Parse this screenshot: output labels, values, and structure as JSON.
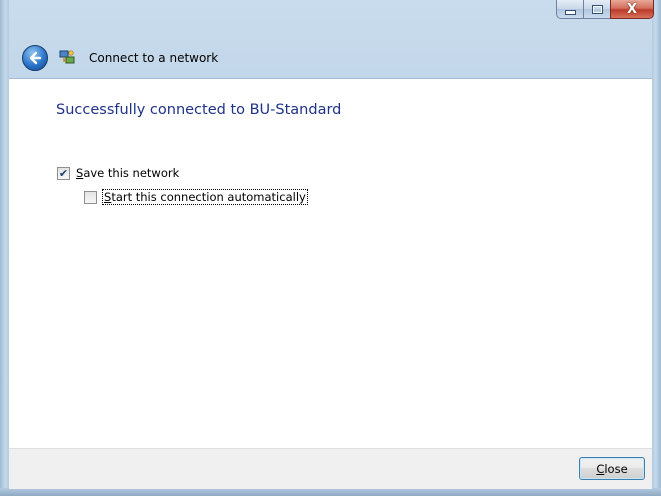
{
  "window": {
    "caption_buttons": {
      "minimize_icon": "minimize-icon",
      "maximize_icon": "maximize-icon",
      "close_glyph": "X"
    }
  },
  "navbar": {
    "back_icon": "back-arrow-icon",
    "network_icon": "network-connection-icon",
    "title": "Connect to a network"
  },
  "content": {
    "heading": "Successfully connected to BU-Standard",
    "save_network": {
      "label_accel": "S",
      "label_rest": "ave this network",
      "checked": true
    },
    "start_auto": {
      "label_accel": "S",
      "label_rest": "tart this connection automatically",
      "checked": false
    }
  },
  "footer": {
    "close_accel": "C",
    "close_rest": "lose"
  },
  "colors": {
    "heading": "#1e3287",
    "close_button_border": "#3c7fb1",
    "caption_close": "#c24a36"
  }
}
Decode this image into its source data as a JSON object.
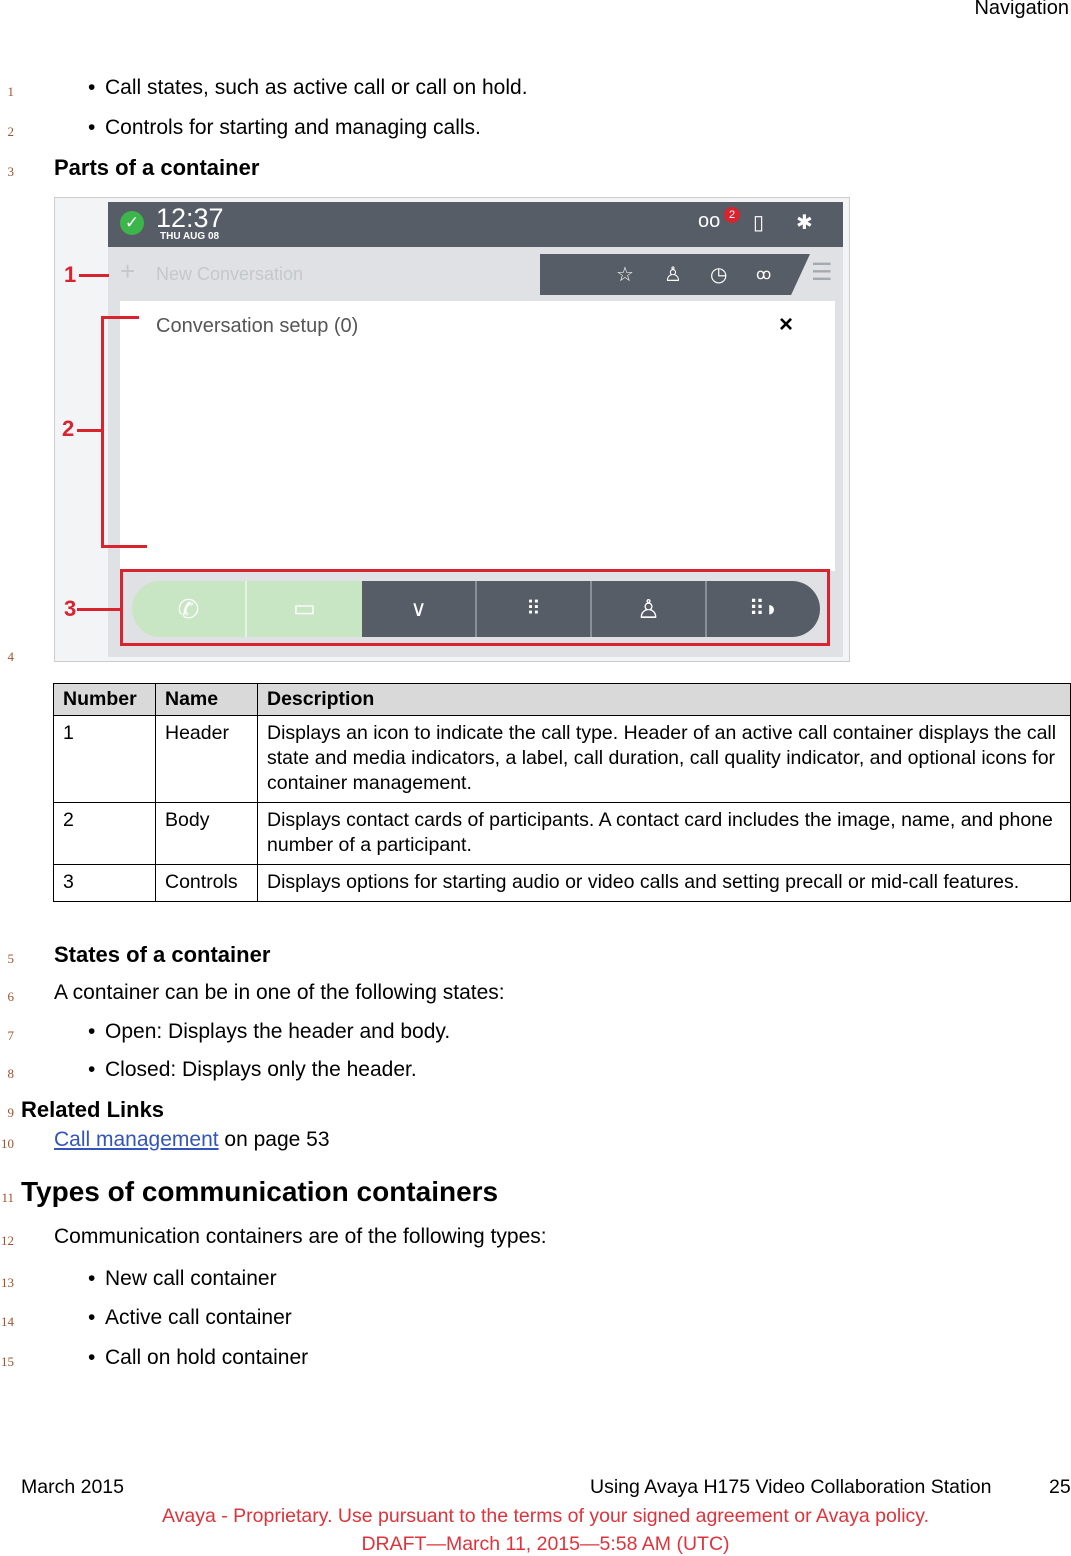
{
  "header": {
    "section": "Navigation"
  },
  "line_numbers": [
    "1",
    "2",
    "3",
    "4",
    "5",
    "6",
    "7",
    "8",
    "9",
    "10",
    "11",
    "12",
    "13",
    "14",
    "15"
  ],
  "intro_bullets": [
    "Call states, such as active call or call on hold.",
    "Controls for starting and managing calls."
  ],
  "parts_heading": "Parts of a container",
  "figure": {
    "time": "12:37",
    "date": "THU AUG 08",
    "badge": "2",
    "new_conversation": "New Conversation",
    "body_title": "Conversation setup (0)",
    "close": "×",
    "callouts": [
      "1",
      "2",
      "3"
    ],
    "icons": [
      "check-circle-icon",
      "voicemail-icon",
      "phone-transfer-icon",
      "bluetooth-icon",
      "star-icon",
      "contact-icon",
      "clock-icon",
      "group-icon",
      "menu-icon",
      "phone-icon",
      "video-icon",
      "chevron-down-icon",
      "dialpad-icon",
      "person-icon",
      "dialpad-redial-icon"
    ],
    "colors": {
      "bar": "#565d67",
      "accent": "#d9232e",
      "call_green": "#c8e6c4",
      "check": "#3cb54a"
    }
  },
  "table": {
    "headers": [
      "Number",
      "Name",
      "Description"
    ],
    "rows": [
      [
        "1",
        "Header",
        "Displays an icon to indicate the call type. Header of an active call container displays the call state and media indicators, a label, call duration, call quality indicator, and optional icons for container management."
      ],
      [
        "2",
        "Body",
        "Displays contact cards of participants. A contact card includes the image, name, and phone number of a participant."
      ],
      [
        "3",
        "Controls",
        "Displays options for starting audio or video calls and setting precall or mid-call features."
      ]
    ]
  },
  "states": {
    "heading": "States of a container",
    "intro": "A container can be in one of the following states:",
    "bullets": [
      "Open: Displays the header and body.",
      "Closed: Displays only the header."
    ]
  },
  "related": {
    "heading": "Related Links",
    "link": "Call management",
    "suffix": " on page 53"
  },
  "types": {
    "heading": "Types of communication containers",
    "intro": "Communication containers are of the following types:",
    "bullets": [
      "New call container",
      "Active call container",
      "Call on hold container"
    ]
  },
  "footer": {
    "date": "March 2015",
    "title": "Using Avaya H175 Video Collaboration Station",
    "page": "25",
    "proprietary": "Avaya - Proprietary. Use pursuant to the terms of your signed agreement or Avaya policy.",
    "draft": "DRAFT—March 11, 2015—5:58 AM (UTC)"
  }
}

————

▶ **Problem to work on**: Lines containing the word "March" must all be returned from the material above.

▶ **Exercise solution**:
    "date": "March 2015",
    "draft": "DRAFT—March 11, 2015—5:58 AM (UTC)"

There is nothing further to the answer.